Texto de la página ->
....

Pasaron cinco años donde vivíamos en un ambiente estrecho y difícil con toda la familia materna, luego nos trasladamos a una casa pequeña y recuerdo especialmente el zaguán o pasillo donde pateábamos una pelota con mis dos hermanos mayores.

En 1967 llegamos al barrio Bonanza donde mi padre compró una casa que pagaría a 15 años, allí descubrimos un poco la libertad de poder salir a la calle y jugar con los nuevos amigos: había una laguna a la vuelta de casa, numerosos potreros y casas en construcción que hacían dar rienda suelta a nuestra imaginación.

El principal deporte era el fútbol que cumplía una especie de reglas callejeras como: no había arbitro ni fuera de lugar y cuando se generaba una jugada dudosa casi siempre terminaba en penal, el “gordito” o más malo casi siempre era elegido portero, el partido se acababa por cansancio y se definía con el famoso: “el que meta el último gol gana”. El que botaba el balón lejos tenía que ir por él y si se enojaba el dueño del mismo el partido se daba por terminado…

En el año 1968 hacia el mes de abril, muere mi abuela Dolores Rodríguez conocida como «Doña Lolita». Era un día sábado y nos encontrábamos con mis hermanos y amigos jugando al fútbol, ella venía de una convalecencia y paramos un momento el encuentro deportivo para ir a ver como estaba de salud. Mi hermano mayor, José Efraín -contaba con 12 años-, entró a la casa y le preguntó cómo se sentía, a lo cual contesto que bien y que siguiéramos jugando.

Dedicamos unas buenas horas al encuentro deportivo y al terminar fuimos a casa. Golpeamos la aldaba de la puerta varias veces y no había respuesta; entonces mi otro hermano, Juan Germán -tenía 10 años-, vio por un espacio que había entre la cortina y la ventana que la abuela estaba tirada en el piso. Rápidamente con Guillermo -el vecino de al lado- se pasaron por el lote que daba a la parte trasera de la vivienda y entraron. La encontraron muerta y cerca a su cara un pequeño charco de sangre regado en el suelo. La movieron suavemente como esperando una repentina respuesta pero todo fue en vano, inmediatamente abrieron la puerta y entramos varios de los que estábamos jugando.

Nuestros padres, José Efraín y María Elvira, estaban en el colegio recibiendo el informe de rendimiento y las libretas de calificaciones. No teníamos cómo avisarles de lo sucedido. Decidimos esperar pues calculamos que no demorarían, mientras un miedo se apoderaba de nosotros al pensar que les diríamos.

Cuando llegaron y vieron el cuerpo de la abuela se sorprendieron tratando de entender que había sucedido, la palparon e intentaron generar alguna reacción de su parte. Luego llamaron al resto de la familia para iniciar los trámites correspondientes de certificación de la muerte y acordar su entierro. Pasado un poco el susto, nos reunieron a los tres en la cocina y nos regañaron de tal forma que nos sentimos culpables de “homicidio involuntario” de la abuela, fue tal la presión que lloramos con mucha intensidad. Yo era el menor de los tres y acababa de cumplir ocho años.

....

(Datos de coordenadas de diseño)

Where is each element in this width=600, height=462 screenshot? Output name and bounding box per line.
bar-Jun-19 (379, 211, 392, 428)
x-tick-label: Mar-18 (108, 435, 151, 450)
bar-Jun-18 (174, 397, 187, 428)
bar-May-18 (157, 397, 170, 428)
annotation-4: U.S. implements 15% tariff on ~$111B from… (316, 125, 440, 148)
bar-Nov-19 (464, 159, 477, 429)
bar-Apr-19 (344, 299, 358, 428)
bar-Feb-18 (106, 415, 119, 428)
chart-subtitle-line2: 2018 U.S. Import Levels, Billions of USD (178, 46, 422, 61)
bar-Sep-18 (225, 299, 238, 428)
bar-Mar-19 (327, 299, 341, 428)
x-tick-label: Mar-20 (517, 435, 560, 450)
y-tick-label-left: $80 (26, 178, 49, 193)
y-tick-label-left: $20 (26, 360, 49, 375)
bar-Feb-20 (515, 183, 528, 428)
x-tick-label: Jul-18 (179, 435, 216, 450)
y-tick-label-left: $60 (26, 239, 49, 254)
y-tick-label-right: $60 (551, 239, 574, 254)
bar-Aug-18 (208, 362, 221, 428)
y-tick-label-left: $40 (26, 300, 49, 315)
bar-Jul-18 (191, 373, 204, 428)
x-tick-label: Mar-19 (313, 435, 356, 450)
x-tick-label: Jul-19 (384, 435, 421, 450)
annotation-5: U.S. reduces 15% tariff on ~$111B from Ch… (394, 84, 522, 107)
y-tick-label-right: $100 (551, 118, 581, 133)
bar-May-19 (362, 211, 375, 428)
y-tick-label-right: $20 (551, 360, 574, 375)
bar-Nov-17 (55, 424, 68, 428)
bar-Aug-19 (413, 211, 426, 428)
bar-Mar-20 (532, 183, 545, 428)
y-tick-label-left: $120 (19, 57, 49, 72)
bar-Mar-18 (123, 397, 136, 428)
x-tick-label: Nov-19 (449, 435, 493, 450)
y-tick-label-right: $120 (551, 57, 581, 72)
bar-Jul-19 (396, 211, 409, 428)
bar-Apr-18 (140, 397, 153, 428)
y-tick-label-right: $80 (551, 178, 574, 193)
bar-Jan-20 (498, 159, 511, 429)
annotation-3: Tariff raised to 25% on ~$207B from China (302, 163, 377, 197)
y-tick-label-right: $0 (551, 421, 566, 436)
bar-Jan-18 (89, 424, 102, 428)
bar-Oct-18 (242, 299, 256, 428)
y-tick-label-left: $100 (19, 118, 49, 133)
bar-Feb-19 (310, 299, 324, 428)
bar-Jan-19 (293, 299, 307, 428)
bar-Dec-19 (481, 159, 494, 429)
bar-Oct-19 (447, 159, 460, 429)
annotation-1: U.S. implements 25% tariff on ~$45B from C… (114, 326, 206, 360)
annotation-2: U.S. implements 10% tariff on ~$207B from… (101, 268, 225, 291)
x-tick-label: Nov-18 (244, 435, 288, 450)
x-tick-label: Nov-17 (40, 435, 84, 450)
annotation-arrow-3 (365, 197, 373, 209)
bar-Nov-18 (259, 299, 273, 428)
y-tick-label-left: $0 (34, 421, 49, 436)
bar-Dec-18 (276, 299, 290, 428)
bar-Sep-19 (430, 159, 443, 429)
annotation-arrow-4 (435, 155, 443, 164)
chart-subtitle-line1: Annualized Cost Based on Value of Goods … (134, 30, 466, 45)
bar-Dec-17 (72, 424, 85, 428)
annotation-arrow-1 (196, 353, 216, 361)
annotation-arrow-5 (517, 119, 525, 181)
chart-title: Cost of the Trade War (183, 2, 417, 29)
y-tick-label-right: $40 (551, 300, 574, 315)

....

Tareas del ejercicio ->
1. Según el texto de la página, ¿en qué año llegó la familia al barrio Bonanza?
2. Calcula cuántas líneas de las entradas contienen la cadena "from", teniendo en cuenta mayúsculas y minúsculas. Responde solo con el número.

Soluciones ->
1. En 1967.

2. 5